Data records
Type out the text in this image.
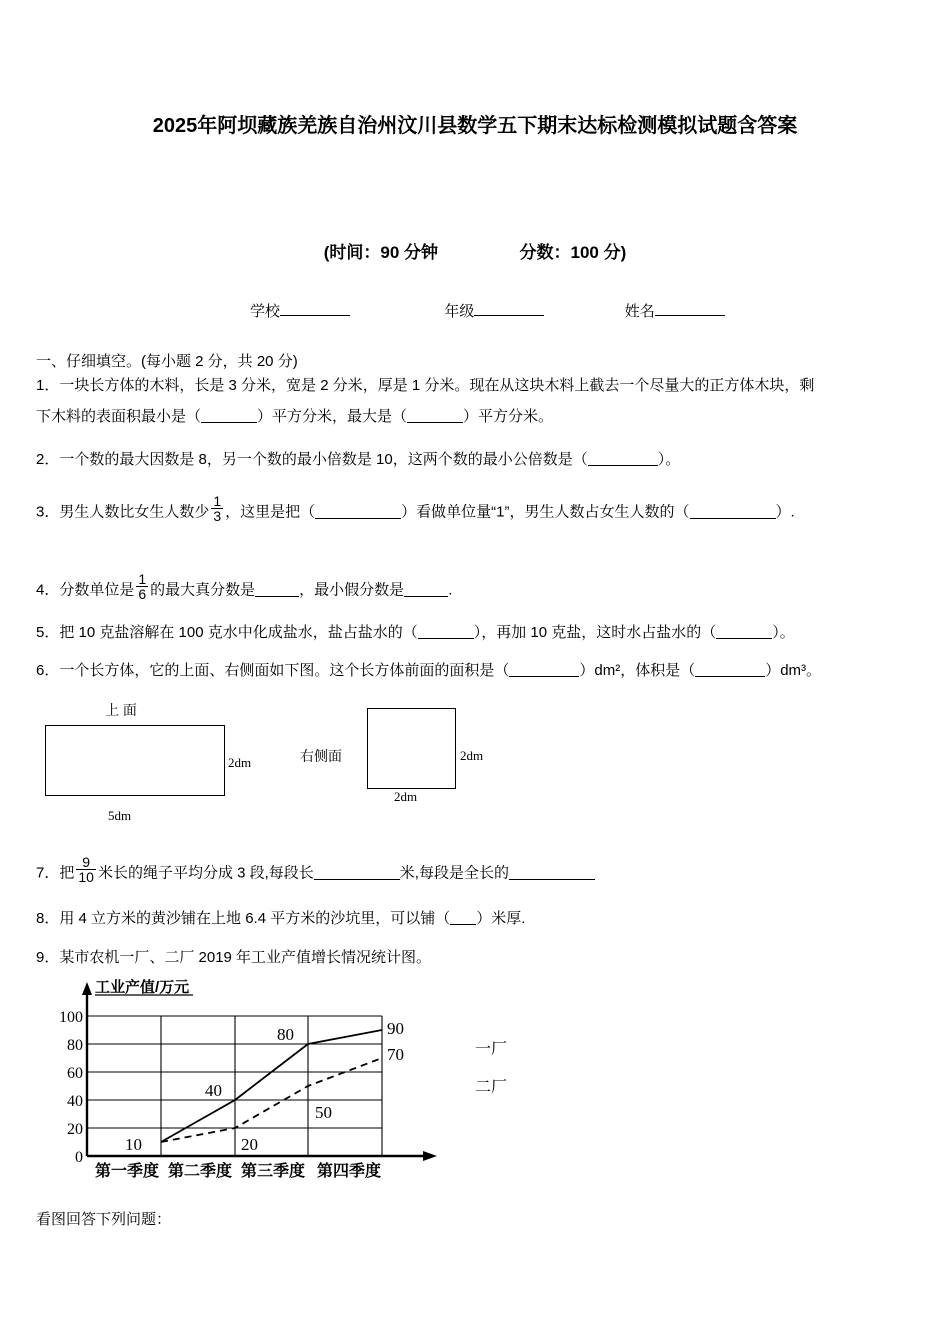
2025年阿坝藏族羌族自治州汶川县数学五下期末达标检测模拟试题含答案
(时间：90 分钟	分数：100 分)
学校	年级	姓名
一、仔细填空。(每小题 2 分，共 20 分)
1．一块长方体的木料，长是 3 分米，宽是 2 分米，厚是 1 分米。现在从这块木料上截去一个尽量大的正方体木块，剩
下木料的表面积最小是（	）平方分米，最大是（	）平方分米。
2．一个数的最大因数是 8，另一个数的最小倍数是 10，这两个数的最小公倍数是（	）。
3．男生人数比女生人数少 $\frac{1}{3}$ ，这里是把（	）看做单位量“1”，男生人数占女生人数的（	）.
4．分数单位是 $\frac{1}{6}$ 的最大真分数是	，最小假分数是	.
5．把 10 克盐溶解在 100 克水中化成盐水，盐占盐水的（	），再加 10 克盐，这时水占盐水的（	）。
6．一个长方体，它的上面、右侧面如下图。这个长方体前面的面积是（	）dm²，体积是（	）dm³。
上 面
2dm
5dm
右侧面	2dm
2dm
7．把 $\frac{9}{10}$ 米长的绳子平均分成 3 段,每段长	米,每段是全长的
8．用 4 立方米的黄沙铺在上地 6.4 平方米的沙坑里，可以铺（ ）米厚.
9．某市农机一厂、二厂 2019 年工业产值增长情况统计图。
工业产值/万元
0
20
40
60
80
100
10
40
80	90
20
50
70
第一季度 第二季度 第三季度 第四季度
一厂
二厂
看图回答下列问题：
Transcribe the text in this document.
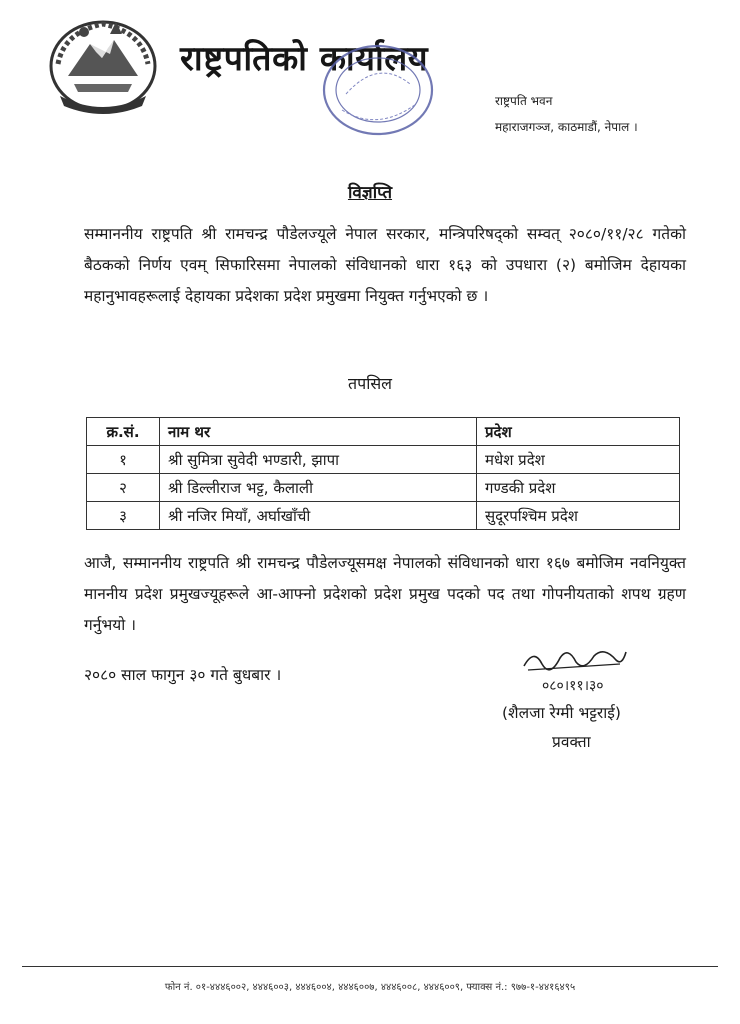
राष्ट्रपतिको कार्यालय
राष्ट्रपति भवन
महाराजगञ्ज, काठमाडौं, नेपाल ।
विज्ञप्ति
सम्माननीय राष्ट्रपति श्री रामचन्द्र पौडेलज्यूले नेपाल सरकार, मन्त्रिपरिषद्को सम्वत् २०८०/११/२८ गतेको बैठकको निर्णय एवम् सिफारिसमा नेपालको संविधानको धारा १६३ को उपधारा (२) बमोजिम देहायका महानुभावहरूलाई देहायका प्रदेशका प्रदेश प्रमुखमा नियुक्त गर्नुभएको छ ।
तपसिल
क्र.सं.	नाम थर	प्रदेश
१	श्री सुमित्रा सुवेदी भण्डारी, झापा	मधेश प्रदेश
२	श्री डिल्लीराज भट्ट, कैलाली	गण्डकी प्रदेश
३	श्री नजिर मियाँ, अर्घाखाँची	सुदूरपश्चिम प्रदेश
आजै, सम्माननीय राष्ट्रपति श्री रामचन्द्र पौडेलज्यूसमक्ष नेपालको संविधानको धारा १६७ बमोजिम नवनियुक्त माननीय प्रदेश प्रमुखज्यूहरूले आ-आफ्नो प्रदेशको प्रदेश प्रमुख पदको पद तथा गोपनीयताको शपथ ग्रहण गर्नुभयो ।
२०८० साल फागुन ३० गते बुधबार ।
०८०।११।३०
(शैलजा रेग्मी भट्टराई)
प्रवक्ता
फोन नं. ०१-४४४६००२, ४४४६००३, ४४४६००४, ४४४६००७, ४४४६००८, ४४४६००९, फ्याक्स नं.: ९७७-१-४४१६४९५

GIVEN TASK: The records above are to be restated exactly, without their pictures.

FINISHED TASK:
Type out the text in this image.
2025年阿坝藏族羌族自治州汶川县数学五下期末达标检测模拟试题含答案
(时间：90 分钟	分数：100 分)
学校	年级	姓名
一、仔细填空。(每小题 2 分，共 20 分)
1．一块长方体的木料，长是 3 分米，宽是 2 分米，厚是 1 分米。现在从这块木料上截去一个尽量大的正方体木块，剩
下木料的表面积最小是（	）平方分米，最大是（	）平方分米。
2．一个数的最大因数是 8，另一个数的最小倍数是 10，这两个数的最小公倍数是（	）。
3．男生人数比女生人数少 $\frac{1}{3}$ ，这里是把（	）看做单位量“1”，男生人数占女生人数的（	）.
4．分数单位是 $\frac{1}{6}$ 的最大真分数是	，最小假分数是	.
5．把 10 克盐溶解在 100 克水中化成盐水，盐占盐水的（	），再加 10 克盐，这时水占盐水的（	）。
6．一个长方体，它的上面、右侧面如下图。这个长方体前面的面积是（	）dm²，体积是（	）dm³。
上 面
2dm
5dm
右侧面	2dm
2dm
7．把 $\frac{9}{10}$ 米长的绳子平均分成 3 段,每段长	米,每段是全长的
8．用 4 立方米的黄沙铺在上地 6.4 平方米的沙坑里，可以铺（ ）米厚.
9．某市农机一厂、二厂 2019 年工业产值增长情况统计图。
工业产值/万元
0
20
40
60
80
100
10
40
80	90
20
50
70
第一季度 第二季度 第三季度 第四季度
一厂
二厂
看图回答下列问题：
Transcribe the text in this document.
राष्ट्रपतिको कार्यालय
राष्ट्रपति भवन
महाराजगञ्ज, काठमाडौं, नेपाल ।
विज्ञप्ति
सम्माननीय राष्ट्रपति श्री रामचन्द्र पौडेलज्यूले नेपाल सरकार, मन्त्रिपरिषद्को सम्वत् २०८०/११/२८ गतेको बैठकको निर्णय एवम् सिफारिसमा नेपालको संविधानको धारा १६३ को उपधारा (२) बमोजिम देहायका महानुभावहरूलाई देहायका प्रदेशका प्रदेश प्रमुखमा नियुक्त गर्नुभएको छ ।
तपसिल
क्र.सं.	नाम थर	प्रदेश
१	श्री सुमित्रा सुवेदी भण्डारी, झापा	मधेश प्रदेश
२	श्री डिल्लीराज भट्ट, कैलाली	गण्डकी प्रदेश
३	श्री नजिर मियाँ, अर्घाखाँची	सुदूरपश्चिम प्रदेश
आजै, सम्माननीय राष्ट्रपति श्री रामचन्द्र पौडेलज्यूसमक्ष नेपालको संविधानको धारा १६७ बमोजिम नवनियुक्त माननीय प्रदेश प्रमुखज्यूहरूले आ-आफ्नो प्रदेशको प्रदेश प्रमुख पदको पद तथा गोपनीयताको शपथ ग्रहण गर्नुभयो ।
२०८० साल फागुन ३० गते बुधबार ।
०८०।११।३०
(शैलजा रेग्मी भट्टराई)
प्रवक्ता
फोन नं. ०१-४४४६००२, ४४४६००३, ४४४६००४, ४४४६००७, ४४४६००८, ४४४६००९, फ्याक्स नं.: ९७७-१-४४१६४९५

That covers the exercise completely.